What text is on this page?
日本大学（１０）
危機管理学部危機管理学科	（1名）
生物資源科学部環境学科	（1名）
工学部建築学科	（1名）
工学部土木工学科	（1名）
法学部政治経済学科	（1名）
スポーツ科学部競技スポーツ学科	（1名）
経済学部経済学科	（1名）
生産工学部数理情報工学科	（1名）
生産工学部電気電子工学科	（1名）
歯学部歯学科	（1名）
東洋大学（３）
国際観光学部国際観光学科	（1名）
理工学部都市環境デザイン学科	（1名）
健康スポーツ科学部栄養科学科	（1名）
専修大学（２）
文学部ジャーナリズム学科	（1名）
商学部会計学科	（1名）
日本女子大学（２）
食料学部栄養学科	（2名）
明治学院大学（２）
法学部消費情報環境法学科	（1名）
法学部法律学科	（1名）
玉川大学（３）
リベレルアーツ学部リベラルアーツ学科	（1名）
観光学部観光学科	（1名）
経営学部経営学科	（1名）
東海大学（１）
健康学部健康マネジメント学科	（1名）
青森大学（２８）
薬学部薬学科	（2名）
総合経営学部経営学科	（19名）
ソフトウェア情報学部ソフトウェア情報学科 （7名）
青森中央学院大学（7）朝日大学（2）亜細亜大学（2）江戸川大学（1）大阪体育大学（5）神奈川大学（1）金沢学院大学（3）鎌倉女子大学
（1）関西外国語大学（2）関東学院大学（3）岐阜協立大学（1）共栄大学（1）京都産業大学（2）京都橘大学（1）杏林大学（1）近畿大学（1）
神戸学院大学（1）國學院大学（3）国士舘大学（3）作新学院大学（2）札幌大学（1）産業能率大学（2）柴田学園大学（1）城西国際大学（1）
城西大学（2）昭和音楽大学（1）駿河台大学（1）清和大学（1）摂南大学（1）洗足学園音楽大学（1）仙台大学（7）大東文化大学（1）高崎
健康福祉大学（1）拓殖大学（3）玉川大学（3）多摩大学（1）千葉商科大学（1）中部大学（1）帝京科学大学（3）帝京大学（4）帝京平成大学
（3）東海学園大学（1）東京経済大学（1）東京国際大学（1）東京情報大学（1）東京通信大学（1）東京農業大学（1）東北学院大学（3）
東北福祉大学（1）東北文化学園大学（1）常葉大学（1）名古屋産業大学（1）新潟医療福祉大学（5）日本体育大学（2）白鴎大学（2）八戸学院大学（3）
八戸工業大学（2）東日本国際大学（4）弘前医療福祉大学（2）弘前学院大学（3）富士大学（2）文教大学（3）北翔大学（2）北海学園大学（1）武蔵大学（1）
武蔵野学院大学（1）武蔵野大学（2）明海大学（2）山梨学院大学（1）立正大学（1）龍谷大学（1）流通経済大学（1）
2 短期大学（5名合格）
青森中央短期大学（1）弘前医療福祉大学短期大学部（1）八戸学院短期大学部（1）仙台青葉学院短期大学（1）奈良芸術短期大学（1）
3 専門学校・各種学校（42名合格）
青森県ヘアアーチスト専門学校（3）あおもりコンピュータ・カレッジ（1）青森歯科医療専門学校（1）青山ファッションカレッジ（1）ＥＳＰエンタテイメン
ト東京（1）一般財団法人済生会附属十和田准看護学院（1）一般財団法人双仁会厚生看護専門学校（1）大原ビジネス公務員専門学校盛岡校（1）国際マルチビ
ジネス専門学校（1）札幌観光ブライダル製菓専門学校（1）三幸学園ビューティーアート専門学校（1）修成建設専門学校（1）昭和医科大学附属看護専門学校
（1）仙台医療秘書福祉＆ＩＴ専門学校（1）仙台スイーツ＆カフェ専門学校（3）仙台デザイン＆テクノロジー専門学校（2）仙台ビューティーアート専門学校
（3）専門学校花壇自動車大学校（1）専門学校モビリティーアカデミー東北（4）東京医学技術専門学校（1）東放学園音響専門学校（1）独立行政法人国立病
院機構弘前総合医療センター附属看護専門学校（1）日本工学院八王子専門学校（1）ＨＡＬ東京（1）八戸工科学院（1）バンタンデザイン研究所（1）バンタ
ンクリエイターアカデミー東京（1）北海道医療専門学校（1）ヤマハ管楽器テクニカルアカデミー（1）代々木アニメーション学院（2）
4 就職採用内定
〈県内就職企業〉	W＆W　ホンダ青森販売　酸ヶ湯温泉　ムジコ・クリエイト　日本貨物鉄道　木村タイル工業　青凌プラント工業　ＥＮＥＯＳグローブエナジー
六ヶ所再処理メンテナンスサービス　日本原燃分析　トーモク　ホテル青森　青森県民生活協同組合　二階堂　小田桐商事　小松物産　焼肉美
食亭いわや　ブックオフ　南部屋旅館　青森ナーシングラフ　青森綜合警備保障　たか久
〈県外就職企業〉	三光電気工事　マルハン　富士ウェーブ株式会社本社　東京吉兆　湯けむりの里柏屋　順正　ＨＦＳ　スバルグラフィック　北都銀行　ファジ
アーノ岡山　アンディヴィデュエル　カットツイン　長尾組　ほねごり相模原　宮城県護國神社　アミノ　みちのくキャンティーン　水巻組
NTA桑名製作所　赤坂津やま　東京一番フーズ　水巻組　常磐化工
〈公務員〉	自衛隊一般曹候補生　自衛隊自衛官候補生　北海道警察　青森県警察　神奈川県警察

—————

TASK TO COMPLETE: Copy every line of the records word for word.

ANSWER BELOW:
What text is on this page?
日本大学（１０）
危機管理学部危機管理学科	（1名）
生物資源科学部環境学科	（1名）
工学部建築学科	（1名）
工学部土木工学科	（1名）
法学部政治経済学科	（1名）
スポーツ科学部競技スポーツ学科	（1名）
経済学部経済学科	（1名）
生産工学部数理情報工学科	（1名）
生産工学部電気電子工学科	（1名）
歯学部歯学科	（1名）
東洋大学（３）
国際観光学部国際観光学科	（1名）
理工学部都市環境デザイン学科	（1名）
健康スポーツ科学部栄養科学科	（1名）
専修大学（２）
文学部ジャーナリズム学科	（1名）
商学部会計学科	（1名）
日本女子大学（２）
食料学部栄養学科	（2名）
明治学院大学（２）
法学部消費情報環境法学科	（1名）
法学部法律学科	（1名）
玉川大学（３）
リベレルアーツ学部リベラルアーツ学科	（1名）
観光学部観光学科	（1名）
経営学部経営学科	（1名）
東海大学（１）
健康学部健康マネジメント学科	（1名）
青森大学（２８）
薬学部薬学科	（2名）
総合経営学部経営学科	（19名）
ソフトウェア情報学部ソフトウェア情報学科 （7名）
青森中央学院大学（7）朝日大学（2）亜細亜大学（2）江戸川大学（1）大阪体育大学（5）神奈川大学（1）金沢学院大学（3）鎌倉女子大学
（1）関西外国語大学（2）関東学院大学（3）岐阜協立大学（1）共栄大学（1）京都産業大学（2）京都橘大学（1）杏林大学（1）近畿大学（1）
神戸学院大学（1）國學院大学（3）国士舘大学（3）作新学院大学（2）札幌大学（1）産業能率大学（2）柴田学園大学（1）城西国際大学（1）
城西大学（2）昭和音楽大学（1）駿河台大学（1）清和大学（1）摂南大学（1）洗足学園音楽大学（1）仙台大学（7）大東文化大学（1）高崎
健康福祉大学（1）拓殖大学（3）玉川大学（3）多摩大学（1）千葉商科大学（1）中部大学（1）帝京科学大学（3）帝京大学（4）帝京平成大学
（3）東海学園大学（1）東京経済大学（1）東京国際大学（1）東京情報大学（1）東京通信大学（1）東京農業大学（1）東北学院大学（3）
東北福祉大学（1）東北文化学園大学（1）常葉大学（1）名古屋産業大学（1）新潟医療福祉大学（5）日本体育大学（2）白鴎大学（2）八戸学院大学（3）
八戸工業大学（2）東日本国際大学（4）弘前医療福祉大学（2）弘前学院大学（3）富士大学（2）文教大学（3）北翔大学（2）北海学園大学（1）武蔵大学（1）
武蔵野学院大学（1）武蔵野大学（2）明海大学（2）山梨学院大学（1）立正大学（1）龍谷大学（1）流通経済大学（1）
2 短期大学（5名合格）
青森中央短期大学（1）弘前医療福祉大学短期大学部（1）八戸学院短期大学部（1）仙台青葉学院短期大学（1）奈良芸術短期大学（1）
3 専門学校・各種学校（42名合格）
青森県ヘアアーチスト専門学校（3）あおもりコンピュータ・カレッジ（1）青森歯科医療専門学校（1）青山ファッションカレッジ（1）ＥＳＰエンタテイメン
ト東京（1）一般財団法人済生会附属十和田准看護学院（1）一般財団法人双仁会厚生看護専門学校（1）大原ビジネス公務員専門学校盛岡校（1）国際マルチビ
ジネス専門学校（1）札幌観光ブライダル製菓専門学校（1）三幸学園ビューティーアート専門学校（1）修成建設専門学校（1）昭和医科大学附属看護専門学校
（1）仙台医療秘書福祉＆ＩＴ専門学校（1）仙台スイーツ＆カフェ専門学校（3）仙台デザイン＆テクノロジー専門学校（2）仙台ビューティーアート専門学校
（3）専門学校花壇自動車大学校（1）専門学校モビリティーアカデミー東北（4）東京医学技術専門学校（1）東放学園音響専門学校（1）独立行政法人国立病
院機構弘前総合医療センター附属看護専門学校（1）日本工学院八王子専門学校（1）ＨＡＬ東京（1）八戸工科学院（1）バンタンデザイン研究所（1）バンタ
ンクリエイターアカデミー東京（1）北海道医療専門学校（1）ヤマハ管楽器テクニカルアカデミー（1）代々木アニメーション学院（2）
4 就職採用内定
〈県内就職企業〉	W＆W　ホンダ青森販売　酸ヶ湯温泉　ムジコ・クリエイト　日本貨物鉄道　木村タイル工業　青凌プラント工業　ＥＮＥＯＳグローブエナジー
六ヶ所再処理メンテナンスサービス　日本原燃分析　トーモク　ホテル青森　青森県民生活協同組合　二階堂　小田桐商事　小松物産　焼肉美
食亭いわや　ブックオフ　南部屋旅館　青森ナーシングラフ　青森綜合警備保障　たか久
〈県外就職企業〉	三光電気工事　マルハン　富士ウェーブ株式会社本社　東京吉兆　湯けむりの里柏屋　順正　ＨＦＳ　スバルグラフィック　北都銀行　ファジ
アーノ岡山　アンディヴィデュエル　カットツイン　長尾組　ほねごり相模原　宮城県護國神社　アミノ　みちのくキャンティーン　水巻組
NTA桑名製作所　赤坂津やま　東京一番フーズ　水巻組　常磐化工
〈公務員〉	自衛隊一般曹候補生　自衛隊自衛官候補生　北海道警察　青森県警察　神奈川県警察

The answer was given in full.